▶ _OBJECTIVE_: All of the data below must be repeated exactly.

▶ _RECORDS FOR THE EXERCISE_:
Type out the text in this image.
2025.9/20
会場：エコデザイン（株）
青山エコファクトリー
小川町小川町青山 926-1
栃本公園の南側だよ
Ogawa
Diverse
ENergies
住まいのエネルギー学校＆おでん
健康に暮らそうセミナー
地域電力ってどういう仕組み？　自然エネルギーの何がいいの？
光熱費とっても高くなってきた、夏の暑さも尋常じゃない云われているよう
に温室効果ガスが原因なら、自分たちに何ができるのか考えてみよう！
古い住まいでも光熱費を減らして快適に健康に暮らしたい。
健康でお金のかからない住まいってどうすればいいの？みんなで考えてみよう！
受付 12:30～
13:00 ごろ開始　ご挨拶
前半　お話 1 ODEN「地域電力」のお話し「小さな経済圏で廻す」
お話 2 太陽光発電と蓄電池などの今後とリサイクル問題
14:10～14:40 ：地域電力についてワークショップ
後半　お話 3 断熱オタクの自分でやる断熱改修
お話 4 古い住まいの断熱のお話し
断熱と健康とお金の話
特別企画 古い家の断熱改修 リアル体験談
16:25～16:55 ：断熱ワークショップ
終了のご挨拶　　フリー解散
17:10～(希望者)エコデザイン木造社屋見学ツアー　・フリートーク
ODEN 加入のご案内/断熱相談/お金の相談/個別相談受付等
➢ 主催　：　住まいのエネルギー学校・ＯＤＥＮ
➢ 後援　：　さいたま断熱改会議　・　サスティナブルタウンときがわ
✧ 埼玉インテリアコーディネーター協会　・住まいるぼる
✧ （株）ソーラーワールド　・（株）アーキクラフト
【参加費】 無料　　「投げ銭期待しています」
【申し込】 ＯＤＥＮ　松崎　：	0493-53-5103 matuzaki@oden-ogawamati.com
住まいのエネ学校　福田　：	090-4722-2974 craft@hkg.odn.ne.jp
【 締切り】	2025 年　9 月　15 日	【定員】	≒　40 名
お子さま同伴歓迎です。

▶ _ANSWER FOR THIS EXERCISE_:
Type out the text in this image.
2025.9/20
会場：エコデザイン（株）
青山エコファクトリー
小川町小川町青山 926-1
栃本公園の南側だよ
Ogawa
Diverse
ENergies
住まいのエネルギー学校＆おでん
健康に暮らそうセミナー
地域電力ってどういう仕組み？　自然エネルギーの何がいいの？
光熱費とっても高くなってきた、夏の暑さも尋常じゃない云われているよう
に温室効果ガスが原因なら、自分たちに何ができるのか考えてみよう！
古い住まいでも光熱費を減らして快適に健康に暮らしたい。
健康でお金のかからない住まいってどうすればいいの？みんなで考えてみよう！
受付 12:30～
13:00 ごろ開始　ご挨拶
前半　お話 1 ODEN「地域電力」のお話し「小さな経済圏で廻す」
お話 2 太陽光発電と蓄電池などの今後とリサイクル問題
14:10～14:40 ：地域電力についてワークショップ
後半　お話 3 断熱オタクの自分でやる断熱改修
お話 4 古い住まいの断熱のお話し
断熱と健康とお金の話
特別企画 古い家の断熱改修 リアル体験談
16:25～16:55 ：断熱ワークショップ
終了のご挨拶　　フリー解散
17:10～(希望者)エコデザイン木造社屋見学ツアー　・フリートーク
ODEN 加入のご案内/断熱相談/お金の相談/個別相談受付等
➢ 主催　：　住まいのエネルギー学校・ＯＤＥＮ
➢ 後援　：　さいたま断熱改会議　・　サスティナブルタウンときがわ
✧ 埼玉インテリアコーディネーター協会　・住まいるぼる
✧ （株）ソーラーワールド　・（株）アーキクラフト
【参加費】 無料　　「投げ銭期待しています」
【申し込】 ＯＤＥＮ　松崎　：	0493-53-5103 matuzaki@oden-ogawamati.com
住まいのエネ学校　福田　：	090-4722-2974 craft@hkg.odn.ne.jp
【 締切り】	2025 年　9 月　15 日	【定員】	≒　40 名
お子さま同伴歓迎です。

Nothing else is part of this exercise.